» THE PROBLEM:
Repeat every line of the material, character for character.
====== SUPPLIED ENTRIES ======
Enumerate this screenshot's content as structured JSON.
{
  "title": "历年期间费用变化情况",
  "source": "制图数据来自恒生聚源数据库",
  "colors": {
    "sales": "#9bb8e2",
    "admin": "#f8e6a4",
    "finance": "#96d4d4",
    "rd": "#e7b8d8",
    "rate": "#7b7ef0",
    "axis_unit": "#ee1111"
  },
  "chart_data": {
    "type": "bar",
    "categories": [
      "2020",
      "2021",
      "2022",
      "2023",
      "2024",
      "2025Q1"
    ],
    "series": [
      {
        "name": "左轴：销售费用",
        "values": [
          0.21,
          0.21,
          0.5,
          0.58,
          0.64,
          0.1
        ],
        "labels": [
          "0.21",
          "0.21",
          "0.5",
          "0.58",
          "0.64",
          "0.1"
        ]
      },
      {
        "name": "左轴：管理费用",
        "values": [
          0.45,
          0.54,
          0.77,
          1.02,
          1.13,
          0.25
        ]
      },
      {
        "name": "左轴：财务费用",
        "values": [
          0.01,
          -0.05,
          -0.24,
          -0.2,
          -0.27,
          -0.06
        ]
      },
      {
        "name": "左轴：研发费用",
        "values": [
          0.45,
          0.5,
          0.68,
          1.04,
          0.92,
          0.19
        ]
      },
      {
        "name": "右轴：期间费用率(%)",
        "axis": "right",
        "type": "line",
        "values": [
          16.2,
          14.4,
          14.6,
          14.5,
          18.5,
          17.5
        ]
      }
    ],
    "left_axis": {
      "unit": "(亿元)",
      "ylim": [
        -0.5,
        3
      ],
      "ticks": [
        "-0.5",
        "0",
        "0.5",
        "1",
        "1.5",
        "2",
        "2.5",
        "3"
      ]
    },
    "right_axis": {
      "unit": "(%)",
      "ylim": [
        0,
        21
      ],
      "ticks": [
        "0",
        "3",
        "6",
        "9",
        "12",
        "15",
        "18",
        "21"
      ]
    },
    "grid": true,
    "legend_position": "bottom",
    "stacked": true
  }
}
======
» ANSWER:
Enumerate this screenshot's content as structured JSON.
{
  "title": "历年期间费用变化情况",
  "source": "制图数据来自恒生聚源数据库",
  "colors": {
    "sales": "#9bb8e2",
    "admin": "#f8e6a4",
    "finance": "#96d4d4",
    "rd": "#e7b8d8",
    "rate": "#7b7ef0",
    "axis_unit": "#ee1111"
  },
  "chart_data": {
    "type": "bar",
    "categories": [
      "2020",
      "2021",
      "2022",
      "2023",
      "2024",
      "2025Q1"
    ],
    "series": [
      {
        "name": "左轴：销售费用",
        "values": [
          0.21,
          0.21,
          0.5,
          0.58,
          0.64,
          0.1
        ],
        "labels": [
          "0.21",
          "0.21",
          "0.5",
          "0.58",
          "0.64",
          "0.1"
        ]
      },
      {
        "name": "左轴：管理费用",
        "values": [
          0.45,
          0.54,
          0.77,
          1.02,
          1.13,
          0.25
        ]
      },
      {
        "name": "左轴：财务费用",
        "values": [
          0.01,
          -0.05,
          -0.24,
          -0.2,
          -0.27,
          -0.06
        ]
      },
      {
        "name": "左轴：研发费用",
        "values": [
          0.45,
          0.5,
          0.68,
          1.04,
          0.92,
          0.19
        ]
      },
      {
        "name": "右轴：期间费用率(%)",
        "axis": "right",
        "type": "line",
        "values": [
          16.2,
          14.4,
          14.6,
          14.5,
          18.5,
          17.5
        ]
      }
    ],
    "left_axis": {
      "unit": "(亿元)",
      "ylim": [
        -0.5,
        3
      ],
      "ticks": [
        "-0.5",
        "0",
        "0.5",
        "1",
        "1.5",
        "2",
        "2.5",
        "3"
      ]
    },
    "right_axis": {
      "unit": "(%)",
      "ylim": [
        0,
        21
      ],
      "ticks": [
        "0",
        "3",
        "6",
        "9",
        "12",
        "15",
        "18",
        "21"
      ]
    },
    "grid": true,
    "legend_position": "bottom",
    "stacked": true
  }
}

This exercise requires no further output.